Monday, May 2, 2011

Non-Monogamy and Policy Stigmas

Let's face it, human beings are not designed for monogamy. Ryan & Jetha (2010) give a blow-by-blow assessment of anthropological and evolutionary evidence that monogamy was not in the design blueprint for human beings. From the promiscuities of the Mosuo people, to the mating habits of our closest evolutionary cousins (chimps & bonobos), to the extracurricular activities of sports jocks, the real question isn't to ask what does it mean, but instead to ask how do we give everyone the room to interpret and explore the meaning in their own way?
Yet at every road social norms block the way. Creating the image that monogamy is the one-size-fits-all solution to our problems, framing our thinking and behaving into specific, socially constructed ways (Ryan & Jetha, 2010; Bauer, 2010; Emens, 2004), especially around jealousy (Mint, 2010; Easton, 2010) and children (Pallotta-Chiarolli, 2010; Riggs, 2010). So, where can we look for models of social change?
Well, how about starting with laws? Non-monogamous individuals run into several problems regarding the legality of their arrangements, specifically around infidelity and bigamy laws (Emens, 2004). Yet these laws are informed by the social context that they exist in (Emens, 2004; Ritchie, 2010), which can lead to dangerous power imbalances (Klesse, 2010). On the most extreme end of social norms, the legal process can be circumvented to only protect those within the normative framework (Richards, 2010), especially on the aforementioned jealousy and children issues (Melby, 2007; Anapol, 2010). The most extreme examples of this are with Texas adultery laws, which allow for a spouse that's been cheated on to mitigate a murder sentence to manslaughter because of adultery (Emens, 2004), and the 1999 Divilbiss case, where a poly triad had their child taken away because of the family's lifestyle (Emens, 2004; Melby, 2007).
These laws are the bogeymen for non-monogamists, each suffering them in their own way: Swingers, as their relationships are the most consistent with the monogamous norm (McDonald, 2010; Phillips, 2010) are at an increased liability from adultery laws, and not so much from bigamy laws. Since swingers see their relationships as monogamous, and their swinging activity as being strictly sexual, this group doesn't have the same concerns as polyamorists, Mormon polygamists and even those in open relationships (to a lesser degree), have with bigamy laws. Swingers aren't trying to develop multi-partner relationships.

## Objective 1
Translate this sentence from the post on non-monogamy and policy stigmas into Spanish: "Swingers aren't trying to develop multi-partner relationships."

## Supplied information

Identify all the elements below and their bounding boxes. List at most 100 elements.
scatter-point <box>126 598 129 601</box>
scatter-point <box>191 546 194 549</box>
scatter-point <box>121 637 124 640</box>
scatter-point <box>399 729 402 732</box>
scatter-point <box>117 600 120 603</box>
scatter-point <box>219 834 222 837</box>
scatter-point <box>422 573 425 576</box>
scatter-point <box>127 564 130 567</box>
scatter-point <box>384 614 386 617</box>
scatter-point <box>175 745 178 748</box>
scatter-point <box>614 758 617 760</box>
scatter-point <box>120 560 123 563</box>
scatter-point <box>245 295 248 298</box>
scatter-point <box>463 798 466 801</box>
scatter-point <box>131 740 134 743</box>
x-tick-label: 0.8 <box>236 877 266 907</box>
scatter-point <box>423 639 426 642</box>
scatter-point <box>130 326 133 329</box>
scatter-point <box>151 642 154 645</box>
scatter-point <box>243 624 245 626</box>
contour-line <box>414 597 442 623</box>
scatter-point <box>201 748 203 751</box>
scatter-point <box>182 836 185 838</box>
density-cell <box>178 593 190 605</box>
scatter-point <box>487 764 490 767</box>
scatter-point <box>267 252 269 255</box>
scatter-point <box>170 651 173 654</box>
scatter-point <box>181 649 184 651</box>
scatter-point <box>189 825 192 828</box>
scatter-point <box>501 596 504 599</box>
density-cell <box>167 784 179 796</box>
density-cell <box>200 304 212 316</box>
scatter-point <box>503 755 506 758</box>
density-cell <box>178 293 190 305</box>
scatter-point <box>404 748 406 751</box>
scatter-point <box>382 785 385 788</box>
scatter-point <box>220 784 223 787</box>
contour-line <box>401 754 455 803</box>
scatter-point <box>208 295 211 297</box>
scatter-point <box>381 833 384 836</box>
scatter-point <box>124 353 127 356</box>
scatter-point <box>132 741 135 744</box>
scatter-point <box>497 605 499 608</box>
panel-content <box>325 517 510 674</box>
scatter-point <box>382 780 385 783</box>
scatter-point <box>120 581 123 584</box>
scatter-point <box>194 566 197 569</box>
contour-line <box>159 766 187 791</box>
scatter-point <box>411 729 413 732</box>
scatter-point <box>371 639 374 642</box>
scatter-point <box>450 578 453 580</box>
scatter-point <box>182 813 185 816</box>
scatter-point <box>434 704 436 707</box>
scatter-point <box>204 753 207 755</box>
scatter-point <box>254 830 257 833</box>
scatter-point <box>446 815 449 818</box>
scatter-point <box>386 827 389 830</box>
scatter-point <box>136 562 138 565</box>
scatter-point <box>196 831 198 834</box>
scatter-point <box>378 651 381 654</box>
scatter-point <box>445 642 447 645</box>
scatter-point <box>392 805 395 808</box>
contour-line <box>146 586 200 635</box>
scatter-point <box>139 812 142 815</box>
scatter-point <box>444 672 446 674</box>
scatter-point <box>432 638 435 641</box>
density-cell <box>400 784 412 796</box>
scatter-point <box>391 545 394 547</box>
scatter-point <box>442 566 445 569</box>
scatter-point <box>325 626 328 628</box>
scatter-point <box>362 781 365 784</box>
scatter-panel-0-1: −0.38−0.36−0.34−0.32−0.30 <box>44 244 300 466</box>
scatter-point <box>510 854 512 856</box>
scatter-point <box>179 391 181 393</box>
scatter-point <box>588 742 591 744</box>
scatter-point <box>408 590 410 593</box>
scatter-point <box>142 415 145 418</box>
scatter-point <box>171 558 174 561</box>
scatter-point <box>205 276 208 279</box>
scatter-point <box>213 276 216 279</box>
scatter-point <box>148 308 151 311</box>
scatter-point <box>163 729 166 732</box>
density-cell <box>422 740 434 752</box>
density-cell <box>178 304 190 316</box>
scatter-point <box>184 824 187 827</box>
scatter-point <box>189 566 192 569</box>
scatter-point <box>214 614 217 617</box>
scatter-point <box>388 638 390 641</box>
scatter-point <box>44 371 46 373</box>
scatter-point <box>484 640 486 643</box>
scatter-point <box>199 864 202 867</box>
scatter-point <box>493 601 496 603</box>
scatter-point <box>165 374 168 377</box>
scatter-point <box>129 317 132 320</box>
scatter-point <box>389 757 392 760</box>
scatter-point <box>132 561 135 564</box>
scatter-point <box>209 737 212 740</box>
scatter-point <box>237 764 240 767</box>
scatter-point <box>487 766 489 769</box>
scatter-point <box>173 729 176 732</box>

## Objective 2
Return the lines of the entries unchanged, starting at the first line of the entries and ending at the line containing "scatter-point <box>130 326 133 329</box>", with both of those lines included.

## Task response 1
Los swingers no intentan establecer relaciones con varias parejas.

## Task response 2
Identify all the elements below and their bounding boxes. List at most 100 elements.
scatter-point <box>126 598 129 601</box>
scatter-point <box>191 546 194 549</box>
scatter-point <box>121 637 124 640</box>
scatter-point <box>399 729 402 732</box>
scatter-point <box>117 600 120 603</box>
scatter-point <box>219 834 222 837</box>
scatter-point <box>422 573 425 576</box>
scatter-point <box>127 564 130 567</box>
scatter-point <box>384 614 386 617</box>
scatter-point <box>175 745 178 748</box>
scatter-point <box>614 758 617 760</box>
scatter-point <box>120 560 123 563</box>
scatter-point <box>245 295 248 298</box>
scatter-point <box>463 798 466 801</box>
scatter-point <box>131 740 134 743</box>
x-tick-label: 0.8 <box>236 877 266 907</box>
scatter-point <box>423 639 426 642</box>
scatter-point <box>130 326 133 329</box>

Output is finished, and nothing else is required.